▸ **REQUIREMENT**:
In your copy, leave out the pictures and repeat the entries below exactly.

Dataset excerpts
* * *

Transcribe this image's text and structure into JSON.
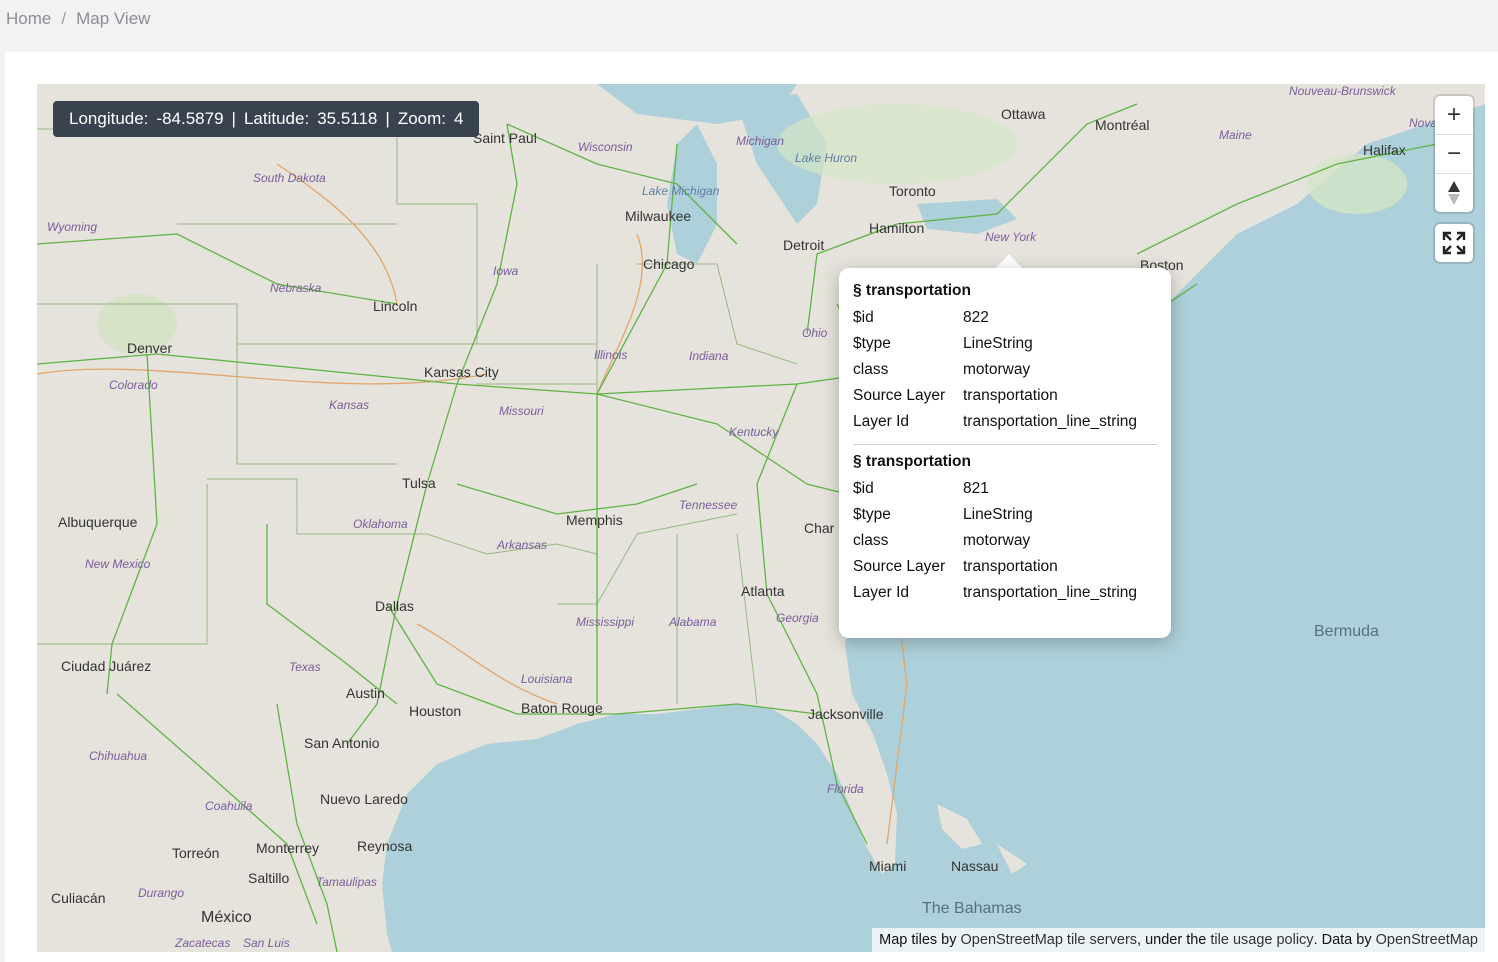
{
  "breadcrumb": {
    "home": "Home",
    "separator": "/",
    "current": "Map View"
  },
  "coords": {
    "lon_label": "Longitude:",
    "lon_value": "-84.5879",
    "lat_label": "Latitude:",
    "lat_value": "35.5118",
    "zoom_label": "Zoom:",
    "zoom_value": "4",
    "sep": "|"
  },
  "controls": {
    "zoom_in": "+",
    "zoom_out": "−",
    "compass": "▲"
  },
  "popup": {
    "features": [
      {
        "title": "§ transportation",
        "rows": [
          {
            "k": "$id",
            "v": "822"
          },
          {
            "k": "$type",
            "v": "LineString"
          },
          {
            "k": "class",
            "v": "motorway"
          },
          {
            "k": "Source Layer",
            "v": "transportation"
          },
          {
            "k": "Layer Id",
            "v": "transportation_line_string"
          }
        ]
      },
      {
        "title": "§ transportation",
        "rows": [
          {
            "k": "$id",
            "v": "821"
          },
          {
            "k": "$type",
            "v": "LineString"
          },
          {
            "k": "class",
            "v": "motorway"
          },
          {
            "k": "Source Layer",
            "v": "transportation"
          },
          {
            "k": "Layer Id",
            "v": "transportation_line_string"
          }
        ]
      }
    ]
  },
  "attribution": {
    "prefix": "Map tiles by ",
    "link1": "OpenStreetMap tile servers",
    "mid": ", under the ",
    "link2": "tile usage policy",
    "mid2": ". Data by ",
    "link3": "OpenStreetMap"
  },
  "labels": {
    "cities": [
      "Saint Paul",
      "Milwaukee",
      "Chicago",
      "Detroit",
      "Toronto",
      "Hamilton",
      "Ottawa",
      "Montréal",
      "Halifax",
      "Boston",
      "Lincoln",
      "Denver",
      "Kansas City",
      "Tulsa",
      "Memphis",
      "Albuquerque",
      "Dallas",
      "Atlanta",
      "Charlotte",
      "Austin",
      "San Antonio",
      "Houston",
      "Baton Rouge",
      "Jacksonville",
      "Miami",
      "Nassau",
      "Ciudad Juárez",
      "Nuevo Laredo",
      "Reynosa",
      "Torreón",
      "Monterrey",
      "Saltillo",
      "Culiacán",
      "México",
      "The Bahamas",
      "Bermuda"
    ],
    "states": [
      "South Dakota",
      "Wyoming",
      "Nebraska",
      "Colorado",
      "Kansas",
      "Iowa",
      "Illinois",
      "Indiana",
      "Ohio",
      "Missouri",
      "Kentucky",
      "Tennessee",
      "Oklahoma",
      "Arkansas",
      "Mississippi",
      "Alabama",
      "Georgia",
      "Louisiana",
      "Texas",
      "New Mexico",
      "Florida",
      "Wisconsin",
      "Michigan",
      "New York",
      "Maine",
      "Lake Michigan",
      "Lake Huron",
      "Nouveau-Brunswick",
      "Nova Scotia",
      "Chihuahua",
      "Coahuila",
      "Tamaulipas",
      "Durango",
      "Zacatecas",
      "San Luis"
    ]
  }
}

* * *

▸ **THE ANSWER**:
Transcribe this image's text and structure into JSON.
{
  "breadcrumb": {
    "home": "Home",
    "separator": "/",
    "current": "Map View"
  },
  "coords": {
    "lon_label": "Longitude:",
    "lon_value": "-84.5879",
    "lat_label": "Latitude:",
    "lat_value": "35.5118",
    "zoom_label": "Zoom:",
    "zoom_value": "4",
    "sep": "|"
  },
  "controls": {
    "zoom_in": "+",
    "zoom_out": "−",
    "compass": "▲"
  },
  "popup": {
    "features": [
      {
        "title": "§ transportation",
        "rows": [
          {
            "k": "$id",
            "v": "822"
          },
          {
            "k": "$type",
            "v": "LineString"
          },
          {
            "k": "class",
            "v": "motorway"
          },
          {
            "k": "Source Layer",
            "v": "transportation"
          },
          {
            "k": "Layer Id",
            "v": "transportation_line_string"
          }
        ]
      },
      {
        "title": "§ transportation",
        "rows": [
          {
            "k": "$id",
            "v": "821"
          },
          {
            "k": "$type",
            "v": "LineString"
          },
          {
            "k": "class",
            "v": "motorway"
          },
          {
            "k": "Source Layer",
            "v": "transportation"
          },
          {
            "k": "Layer Id",
            "v": "transportation_line_string"
          }
        ]
      }
    ]
  },
  "attribution": {
    "prefix": "Map tiles by ",
    "link1": "OpenStreetMap tile servers",
    "mid": ", under the ",
    "link2": "tile usage policy",
    "mid2": ". Data by ",
    "link3": "OpenStreetMap"
  },
  "labels": {
    "cities": [
      "Saint Paul",
      "Milwaukee",
      "Chicago",
      "Detroit",
      "Toronto",
      "Hamilton",
      "Ottawa",
      "Montréal",
      "Halifax",
      "Boston",
      "Lincoln",
      "Denver",
      "Kansas City",
      "Tulsa",
      "Memphis",
      "Albuquerque",
      "Dallas",
      "Atlanta",
      "Charlotte",
      "Austin",
      "San Antonio",
      "Houston",
      "Baton Rouge",
      "Jacksonville",
      "Miami",
      "Nassau",
      "Ciudad Juárez",
      "Nuevo Laredo",
      "Reynosa",
      "Torreón",
      "Monterrey",
      "Saltillo",
      "Culiacán",
      "México",
      "The Bahamas",
      "Bermuda"
    ],
    "states": [
      "South Dakota",
      "Wyoming",
      "Nebraska",
      "Colorado",
      "Kansas",
      "Iowa",
      "Illinois",
      "Indiana",
      "Ohio",
      "Missouri",
      "Kentucky",
      "Tennessee",
      "Oklahoma",
      "Arkansas",
      "Mississippi",
      "Alabama",
      "Georgia",
      "Louisiana",
      "Texas",
      "New Mexico",
      "Florida",
      "Wisconsin",
      "Michigan",
      "New York",
      "Maine",
      "Lake Michigan",
      "Lake Huron",
      "Nouveau-Brunswick",
      "Nova Scotia",
      "Chihuahua",
      "Coahuila",
      "Tamaulipas",
      "Durango",
      "Zacatecas",
      "San Luis"
    ]
  }
}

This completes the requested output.